*ВЫБРАННЫЙ ОТРЫВОК:*
◆ ◆ ◆ ◆ ◆
– Чтоб вы, тетя, сдохли!
Вообразите ужас всей набожной семьи!..2
Когда мне было восемь лет, мои родные перебрались в Херсон, куда я и привез из деревни все, что развилось во мне на воле, без присмотра, в степи. В этом отношении в Херсоне мало что изменилось, хотя меня отдали в начальное училище и дальше – в высшее начальное. На улицах и в школе я был первым шалуном, крикуном, дерзилой, драчуном3. Учитель говорил, бывало, что меня недаром зовут “Крученых”.
Вдобавок ко всем шалостям я был крайне свободолюбив, не терпел стеснений, был наивно правдив – настоящий дикарь. Да, вот слово найдено!4
Вспомните, что в эпоху футуризма были вытянуты из-под спуда этнографических музеев не только так называемые “примитивы”, т. е. работы художников раннего средневековья, но и прямо произведения дикарей5. И постфутуристское новаторство дореволюционного времени все больше приближалось к первобытному искусству с его палочками, квадратиками, точечками и т. п. (супрематизм, беспредметничество). Но это к слову…
Итак, я не терпел школьного начальства, мало “пострадал” от воспитания, тем более, что дома о нем и не подозревали. В этом смысле я был беспризорным “гадким утенком”. Среда меня ненавидела и платила за мой дикий нрав не менее диким отношением. За мной установилась бедовая слава. Тогдашние шкрабы не могли меня “оценить” и понять. Однажды донос обвинил меня в таких поступках, от которых я сам содрогнулся. Меня исключили, не слушая оправданий. Пришлось заклейменному “членовредителю” докончить образование в другой школе.
◆ ◆ ◆ ◆ ◆
*ИСХОДНЫЕ ДАННЫЕ:*

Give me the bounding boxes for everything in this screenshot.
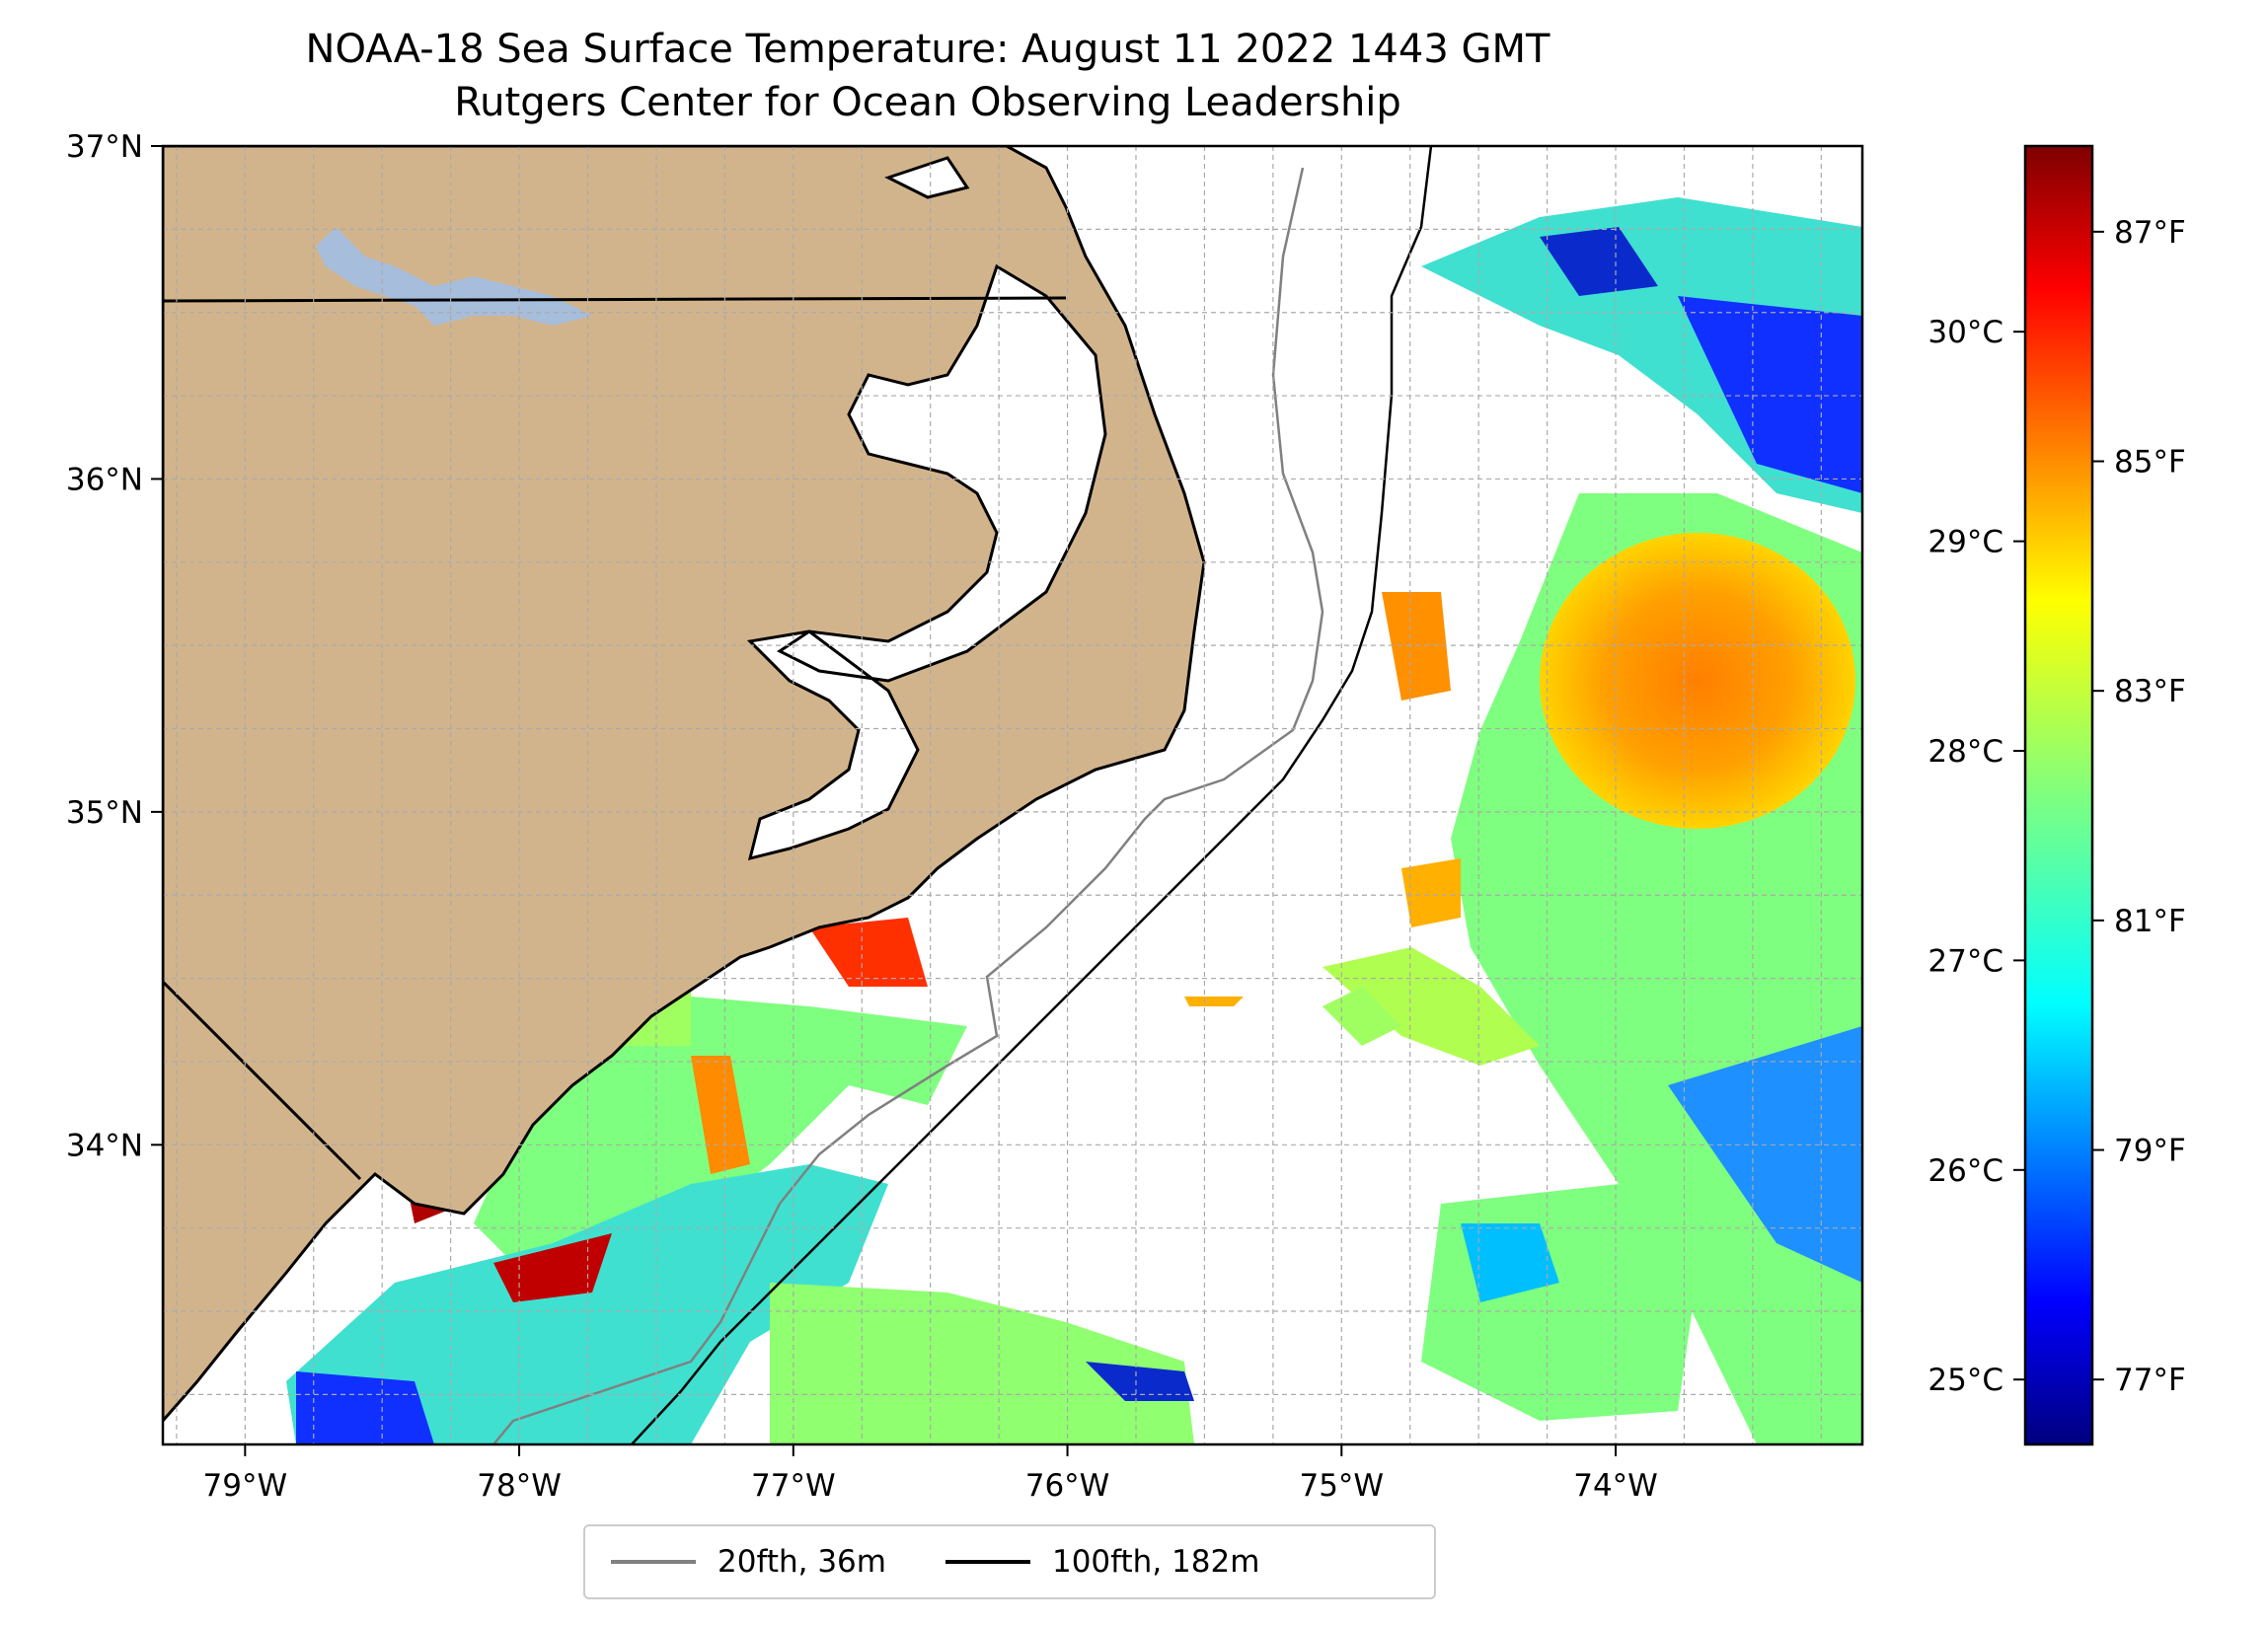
◆ ◆ ◆ ◆ ◆
*ЗАДАЧА:*
Ответьте кратко на вопросы по выбранному отрывку:
(a) Сколько лет было рассказчику, когда родные переехали в Херсон?
(b) Что, по словам рассказчика, говорил учитель о его прозвище?
(c) Где пришлось закончить образование после исключения?
Материал к этому заданию отношения не имеет.

*ОТВЕТ:*
(a) Восемь лет.
(b) Что его недаром зовут «Крученых».
(c) В другой школе.